#### [DATA PROVIDED]
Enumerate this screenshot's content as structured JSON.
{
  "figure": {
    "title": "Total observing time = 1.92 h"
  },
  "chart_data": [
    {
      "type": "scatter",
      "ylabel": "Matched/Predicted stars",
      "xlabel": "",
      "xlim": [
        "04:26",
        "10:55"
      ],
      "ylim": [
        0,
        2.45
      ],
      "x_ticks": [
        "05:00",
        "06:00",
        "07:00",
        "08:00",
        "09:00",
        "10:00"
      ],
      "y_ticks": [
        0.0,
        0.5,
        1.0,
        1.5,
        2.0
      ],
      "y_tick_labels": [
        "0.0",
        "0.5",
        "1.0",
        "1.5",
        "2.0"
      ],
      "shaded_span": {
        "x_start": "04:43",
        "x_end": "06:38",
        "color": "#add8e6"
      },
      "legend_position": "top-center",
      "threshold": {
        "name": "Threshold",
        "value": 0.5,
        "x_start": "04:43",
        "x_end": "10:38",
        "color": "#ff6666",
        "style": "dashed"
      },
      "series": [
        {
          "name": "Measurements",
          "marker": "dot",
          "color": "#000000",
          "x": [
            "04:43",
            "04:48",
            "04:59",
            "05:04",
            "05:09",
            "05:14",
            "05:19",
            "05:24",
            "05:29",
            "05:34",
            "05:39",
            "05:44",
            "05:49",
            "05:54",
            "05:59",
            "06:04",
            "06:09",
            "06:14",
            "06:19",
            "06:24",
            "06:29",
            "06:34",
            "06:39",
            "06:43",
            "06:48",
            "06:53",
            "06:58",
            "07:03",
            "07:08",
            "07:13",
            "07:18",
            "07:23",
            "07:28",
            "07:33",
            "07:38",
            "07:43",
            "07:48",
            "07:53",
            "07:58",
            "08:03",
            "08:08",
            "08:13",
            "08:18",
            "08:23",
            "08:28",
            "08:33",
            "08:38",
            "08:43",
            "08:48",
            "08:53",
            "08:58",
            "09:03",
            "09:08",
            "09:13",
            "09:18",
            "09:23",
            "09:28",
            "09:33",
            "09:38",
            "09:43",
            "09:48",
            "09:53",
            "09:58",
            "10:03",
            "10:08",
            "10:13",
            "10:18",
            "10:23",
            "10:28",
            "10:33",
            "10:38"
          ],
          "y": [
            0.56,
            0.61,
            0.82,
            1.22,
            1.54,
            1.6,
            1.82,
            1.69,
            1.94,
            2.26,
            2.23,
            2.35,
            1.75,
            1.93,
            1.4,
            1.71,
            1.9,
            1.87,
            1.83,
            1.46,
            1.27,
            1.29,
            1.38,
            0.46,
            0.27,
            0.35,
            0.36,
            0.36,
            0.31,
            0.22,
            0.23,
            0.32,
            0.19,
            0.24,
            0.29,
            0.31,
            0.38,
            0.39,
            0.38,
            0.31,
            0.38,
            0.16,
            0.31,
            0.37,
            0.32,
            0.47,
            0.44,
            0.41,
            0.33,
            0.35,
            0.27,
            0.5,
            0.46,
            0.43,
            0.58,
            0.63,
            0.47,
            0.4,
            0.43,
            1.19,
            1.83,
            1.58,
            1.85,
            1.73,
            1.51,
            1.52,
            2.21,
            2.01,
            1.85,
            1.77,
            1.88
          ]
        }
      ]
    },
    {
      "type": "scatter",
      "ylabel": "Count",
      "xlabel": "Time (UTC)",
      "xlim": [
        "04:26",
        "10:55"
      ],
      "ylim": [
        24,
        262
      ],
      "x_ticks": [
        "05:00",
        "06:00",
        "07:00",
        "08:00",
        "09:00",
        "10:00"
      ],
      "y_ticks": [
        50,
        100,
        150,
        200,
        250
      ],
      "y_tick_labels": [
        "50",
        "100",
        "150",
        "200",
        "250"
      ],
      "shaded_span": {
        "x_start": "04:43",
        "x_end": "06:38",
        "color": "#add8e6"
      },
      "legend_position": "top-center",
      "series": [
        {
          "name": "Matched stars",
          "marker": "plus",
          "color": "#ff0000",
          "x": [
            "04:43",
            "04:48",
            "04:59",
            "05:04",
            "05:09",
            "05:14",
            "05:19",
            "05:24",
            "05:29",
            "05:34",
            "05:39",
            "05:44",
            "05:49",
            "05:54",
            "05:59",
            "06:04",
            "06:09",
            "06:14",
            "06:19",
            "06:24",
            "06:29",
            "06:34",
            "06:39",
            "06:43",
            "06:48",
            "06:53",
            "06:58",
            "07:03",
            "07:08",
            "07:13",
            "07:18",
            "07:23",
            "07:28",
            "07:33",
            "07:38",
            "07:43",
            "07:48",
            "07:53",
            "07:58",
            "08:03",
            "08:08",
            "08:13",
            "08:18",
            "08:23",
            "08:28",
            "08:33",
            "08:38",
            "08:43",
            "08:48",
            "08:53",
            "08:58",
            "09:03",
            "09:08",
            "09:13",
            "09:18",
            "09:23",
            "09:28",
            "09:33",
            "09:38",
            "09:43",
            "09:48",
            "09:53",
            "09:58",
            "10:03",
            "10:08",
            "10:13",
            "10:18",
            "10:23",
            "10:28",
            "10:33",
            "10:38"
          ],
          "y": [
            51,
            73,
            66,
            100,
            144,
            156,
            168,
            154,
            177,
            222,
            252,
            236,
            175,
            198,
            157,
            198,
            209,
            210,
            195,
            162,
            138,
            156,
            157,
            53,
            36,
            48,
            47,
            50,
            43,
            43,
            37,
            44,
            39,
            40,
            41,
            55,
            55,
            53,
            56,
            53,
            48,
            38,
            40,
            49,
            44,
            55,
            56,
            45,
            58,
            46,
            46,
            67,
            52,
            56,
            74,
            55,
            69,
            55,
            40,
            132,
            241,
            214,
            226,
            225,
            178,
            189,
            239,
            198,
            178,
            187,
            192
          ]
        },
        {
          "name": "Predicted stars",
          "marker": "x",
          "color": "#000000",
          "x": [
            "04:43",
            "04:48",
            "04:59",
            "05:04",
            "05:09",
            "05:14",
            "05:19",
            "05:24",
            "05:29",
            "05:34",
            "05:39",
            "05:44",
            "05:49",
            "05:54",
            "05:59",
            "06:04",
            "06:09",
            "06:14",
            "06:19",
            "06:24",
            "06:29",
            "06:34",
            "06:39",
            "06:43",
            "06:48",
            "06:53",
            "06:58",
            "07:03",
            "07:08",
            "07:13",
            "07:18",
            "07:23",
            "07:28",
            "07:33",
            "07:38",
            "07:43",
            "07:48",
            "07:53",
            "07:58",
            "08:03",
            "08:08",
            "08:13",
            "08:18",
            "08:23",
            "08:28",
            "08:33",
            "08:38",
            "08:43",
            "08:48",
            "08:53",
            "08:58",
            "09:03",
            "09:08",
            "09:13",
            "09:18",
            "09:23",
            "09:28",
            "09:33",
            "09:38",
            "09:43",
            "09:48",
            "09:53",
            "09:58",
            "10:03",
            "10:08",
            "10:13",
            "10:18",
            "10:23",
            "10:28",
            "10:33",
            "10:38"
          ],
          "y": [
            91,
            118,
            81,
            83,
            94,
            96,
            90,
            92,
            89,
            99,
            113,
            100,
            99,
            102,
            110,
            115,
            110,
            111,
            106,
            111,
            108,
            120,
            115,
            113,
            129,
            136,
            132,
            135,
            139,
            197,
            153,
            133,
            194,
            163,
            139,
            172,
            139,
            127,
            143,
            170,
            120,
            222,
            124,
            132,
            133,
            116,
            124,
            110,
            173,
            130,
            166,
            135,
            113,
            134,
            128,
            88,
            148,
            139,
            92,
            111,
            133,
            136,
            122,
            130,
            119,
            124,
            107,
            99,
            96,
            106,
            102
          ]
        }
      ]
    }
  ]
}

#### [TASK DESCRIPTION]
Scan the material above and determine how many lines include the word "Predicted"; report only the number.

#### [COMPLETE OUTPUT]
2